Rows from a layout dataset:
□ □ □ □
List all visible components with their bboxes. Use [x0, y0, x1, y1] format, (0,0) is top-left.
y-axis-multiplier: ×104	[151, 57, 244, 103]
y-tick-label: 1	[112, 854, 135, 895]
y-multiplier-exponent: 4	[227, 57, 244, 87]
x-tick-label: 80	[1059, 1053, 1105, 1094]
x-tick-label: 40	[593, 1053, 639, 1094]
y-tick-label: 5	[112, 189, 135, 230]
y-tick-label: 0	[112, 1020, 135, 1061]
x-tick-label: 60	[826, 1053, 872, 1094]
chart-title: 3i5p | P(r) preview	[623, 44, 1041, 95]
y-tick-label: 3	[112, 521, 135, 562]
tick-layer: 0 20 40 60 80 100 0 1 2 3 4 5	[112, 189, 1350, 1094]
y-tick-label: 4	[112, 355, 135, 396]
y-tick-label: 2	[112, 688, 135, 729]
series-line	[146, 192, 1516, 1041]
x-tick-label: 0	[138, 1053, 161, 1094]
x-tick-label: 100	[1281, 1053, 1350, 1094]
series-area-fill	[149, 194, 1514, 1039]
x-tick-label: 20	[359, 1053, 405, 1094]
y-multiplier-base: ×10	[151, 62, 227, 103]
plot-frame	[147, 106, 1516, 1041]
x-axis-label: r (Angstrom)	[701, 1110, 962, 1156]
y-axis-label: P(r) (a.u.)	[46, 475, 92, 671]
□ □ □ □
▶ SET PROBLEM
Rewrite every line of the listing above as a numbered list, dropping any blank lines.

▶ EXERCISE OUTPUT
1. List all visible components with their bboxes. Use [x0, y0, x1, y1] format, (0,0) is top-left.
2. y-axis-multiplier: ×104	[151, 57, 244, 103]
3. y-tick-label: 1	[112, 854, 135, 895]
4. y-multiplier-exponent: 4	[227, 57, 244, 87]
5. x-tick-label: 80	[1059, 1053, 1105, 1094]
6. x-tick-label: 40	[593, 1053, 639, 1094]
7. y-tick-label: 5	[112, 189, 135, 230]
8. y-tick-label: 0	[112, 1020, 135, 1061]
9. x-tick-label: 60	[826, 1053, 872, 1094]
10. chart-title: 3i5p | P(r) preview	[623, 44, 1041, 95]
11. y-tick-label: 3	[112, 521, 135, 562]
12. tick-layer: 0 20 40 60 80 100 0 1 2 3 4 5	[112, 189, 1350, 1094]
13. y-tick-label: 4	[112, 355, 135, 396]
14. y-tick-label: 2	[112, 688, 135, 729]
15. series-line	[146, 192, 1516, 1041]
16. x-tick-label: 0	[138, 1053, 161, 1094]
17. x-tick-label: 100	[1281, 1053, 1350, 1094]
18. series-area-fill	[149, 194, 1514, 1039]
19. x-tick-label: 20	[359, 1053, 405, 1094]
20. y-multiplier-base: ×10	[151, 62, 227, 103]
21. plot-frame	[147, 106, 1516, 1041]
22. x-axis-label: r (Angstrom)	[701, 1110, 962, 1156]
23. y-axis-label: P(r) (a.u.)	[46, 475, 92, 671]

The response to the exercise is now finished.